##### AVAILABLE DATA #####
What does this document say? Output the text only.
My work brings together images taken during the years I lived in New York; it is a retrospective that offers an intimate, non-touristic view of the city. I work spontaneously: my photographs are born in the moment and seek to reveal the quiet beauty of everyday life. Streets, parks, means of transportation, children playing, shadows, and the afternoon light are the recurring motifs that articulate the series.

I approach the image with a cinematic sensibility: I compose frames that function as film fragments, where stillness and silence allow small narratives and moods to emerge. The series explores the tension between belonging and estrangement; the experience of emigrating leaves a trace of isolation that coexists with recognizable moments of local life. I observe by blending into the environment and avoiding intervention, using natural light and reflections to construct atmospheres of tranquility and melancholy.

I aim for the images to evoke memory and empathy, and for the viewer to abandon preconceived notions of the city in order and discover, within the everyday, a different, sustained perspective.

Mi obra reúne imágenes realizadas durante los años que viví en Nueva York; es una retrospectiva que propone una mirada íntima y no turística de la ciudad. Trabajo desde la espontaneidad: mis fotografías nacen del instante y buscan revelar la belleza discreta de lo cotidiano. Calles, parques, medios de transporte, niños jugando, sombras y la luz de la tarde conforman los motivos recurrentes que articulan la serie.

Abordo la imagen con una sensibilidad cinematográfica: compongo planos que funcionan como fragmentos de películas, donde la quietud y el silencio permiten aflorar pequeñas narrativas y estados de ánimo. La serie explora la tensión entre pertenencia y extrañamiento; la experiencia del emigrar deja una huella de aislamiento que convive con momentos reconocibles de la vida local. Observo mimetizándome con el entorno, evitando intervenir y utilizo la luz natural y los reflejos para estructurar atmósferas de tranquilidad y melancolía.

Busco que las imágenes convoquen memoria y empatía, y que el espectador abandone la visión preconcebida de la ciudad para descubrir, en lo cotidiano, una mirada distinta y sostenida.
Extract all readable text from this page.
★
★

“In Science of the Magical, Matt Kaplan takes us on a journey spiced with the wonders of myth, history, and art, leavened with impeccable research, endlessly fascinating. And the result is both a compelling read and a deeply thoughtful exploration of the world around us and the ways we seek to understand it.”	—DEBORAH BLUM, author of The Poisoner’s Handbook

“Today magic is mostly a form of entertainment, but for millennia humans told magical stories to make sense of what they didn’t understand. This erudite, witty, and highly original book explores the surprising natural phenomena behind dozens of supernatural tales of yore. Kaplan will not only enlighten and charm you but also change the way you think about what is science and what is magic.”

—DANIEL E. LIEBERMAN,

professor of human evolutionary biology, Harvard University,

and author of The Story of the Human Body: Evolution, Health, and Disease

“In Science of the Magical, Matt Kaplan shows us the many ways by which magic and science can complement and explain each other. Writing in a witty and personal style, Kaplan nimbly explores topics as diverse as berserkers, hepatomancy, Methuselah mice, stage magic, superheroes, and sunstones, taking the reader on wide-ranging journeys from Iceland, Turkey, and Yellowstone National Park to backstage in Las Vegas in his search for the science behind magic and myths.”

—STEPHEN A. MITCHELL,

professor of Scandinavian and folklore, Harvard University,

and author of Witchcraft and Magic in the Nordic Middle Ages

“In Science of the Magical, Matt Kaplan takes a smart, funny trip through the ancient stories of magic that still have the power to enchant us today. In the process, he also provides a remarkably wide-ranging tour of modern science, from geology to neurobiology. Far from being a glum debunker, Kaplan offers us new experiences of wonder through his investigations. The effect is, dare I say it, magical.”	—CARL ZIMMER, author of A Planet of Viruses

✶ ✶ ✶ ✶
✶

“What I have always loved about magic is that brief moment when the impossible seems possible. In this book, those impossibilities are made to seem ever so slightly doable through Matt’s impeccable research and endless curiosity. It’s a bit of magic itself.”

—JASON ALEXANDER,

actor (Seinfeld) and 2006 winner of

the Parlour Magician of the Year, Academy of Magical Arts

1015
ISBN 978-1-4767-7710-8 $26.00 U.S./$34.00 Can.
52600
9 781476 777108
#####
TASK OBJECTIVE: Transcribe every entry exactly as it reads.

TASK SOLUTION:
What does this document say? Output the text only.
My work brings together images taken during the years I lived in New York; it is a retrospective that offers an intimate, non-touristic view of the city. I work spontaneously: my photographs are born in the moment and seek to reveal the quiet beauty of everyday life. Streets, parks, means of transportation, children playing, shadows, and the afternoon light are the recurring motifs that articulate the series.

I approach the image with a cinematic sensibility: I compose frames that function as film fragments, where stillness and silence allow small narratives and moods to emerge. The series explores the tension between belonging and estrangement; the experience of emigrating leaves a trace of isolation that coexists with recognizable moments of local life. I observe by blending into the environment and avoiding intervention, using natural light and reflections to construct atmospheres of tranquility and melancholy.

I aim for the images to evoke memory and empathy, and for the viewer to abandon preconceived notions of the city in order and discover, within the everyday, a different, sustained perspective.

Mi obra reúne imágenes realizadas durante los años que viví en Nueva York; es una retrospectiva que propone una mirada íntima y no turística de la ciudad. Trabajo desde la espontaneidad: mis fotografías nacen del instante y buscan revelar la belleza discreta de lo cotidiano. Calles, parques, medios de transporte, niños jugando, sombras y la luz de la tarde conforman los motivos recurrentes que articulan la serie.

Abordo la imagen con una sensibilidad cinematográfica: compongo planos que funcionan como fragmentos de películas, donde la quietud y el silencio permiten aflorar pequeñas narrativas y estados de ánimo. La serie explora la tensión entre pertenencia y extrañamiento; la experiencia del emigrar deja una huella de aislamiento que convive con momentos reconocibles de la vida local. Observo mimetizándome con el entorno, evitando intervenir y utilizo la luz natural y los reflejos para estructurar atmósferas de tranquilidad y melancolía.

Busco que las imágenes convoquen memoria y empatía, y que el espectador abandone la visión preconcebida de la ciudad para descubrir, en lo cotidiano, una mirada distinta y sostenida.
Extract all readable text from this page.
★
★

“In Science of the Magical, Matt Kaplan takes us on a journey spiced with the wonders of myth, history, and art, leavened with impeccable research, endlessly fascinating. And the result is both a compelling read and a deeply thoughtful exploration of the world around us and the ways we seek to understand it.”	—DEBORAH BLUM, author of The Poisoner’s Handbook

“Today magic is mostly a form of entertainment, but for millennia humans told magical stories to make sense of what they didn’t understand. This erudite, witty, and highly original book explores the surprising natural phenomena behind dozens of supernatural tales of yore. Kaplan will not only enlighten and charm you but also change the way you think about what is science and what is magic.”

—DANIEL E. LIEBERMAN,

professor of human evolutionary biology, Harvard University,

and author of The Story of the Human Body: Evolution, Health, and Disease

“In Science of the Magical, Matt Kaplan shows us the many ways by which magic and science can complement and explain each other. Writing in a witty and personal style, Kaplan nimbly explores topics as diverse as berserkers, hepatomancy, Methuselah mice, stage magic, superheroes, and sunstones, taking the reader on wide-ranging journeys from Iceland, Turkey, and Yellowstone National Park to backstage in Las Vegas in his search for the science behind magic and myths.”

—STEPHEN A. MITCHELL,

professor of Scandinavian and folklore, Harvard University,

and author of Witchcraft and Magic in the Nordic Middle Ages

“In Science of the Magical, Matt Kaplan takes a smart, funny trip through the ancient stories of magic that still have the power to enchant us today. In the process, he also provides a remarkably wide-ranging tour of modern science, from geology to neurobiology. Far from being a glum debunker, Kaplan offers us new experiences of wonder through his investigations. The effect is, dare I say it, magical.”	—CARL ZIMMER, author of A Planet of Viruses

✶ ✶ ✶ ✶
✶

“What I have always loved about magic is that brief moment when the impossible seems possible. In this book, those impossibilities are made to seem ever so slightly doable through Matt’s impeccable research and endless curiosity. It’s a bit of magic itself.”

—JASON ALEXANDER,

actor (Seinfeld) and 2006 winner of

the Parlour Magician of the Year, Academy of Magical Arts

1015
ISBN 978-1-4767-7710-8 $26.00 U.S./$34.00 Can.
52600
9 781476 777108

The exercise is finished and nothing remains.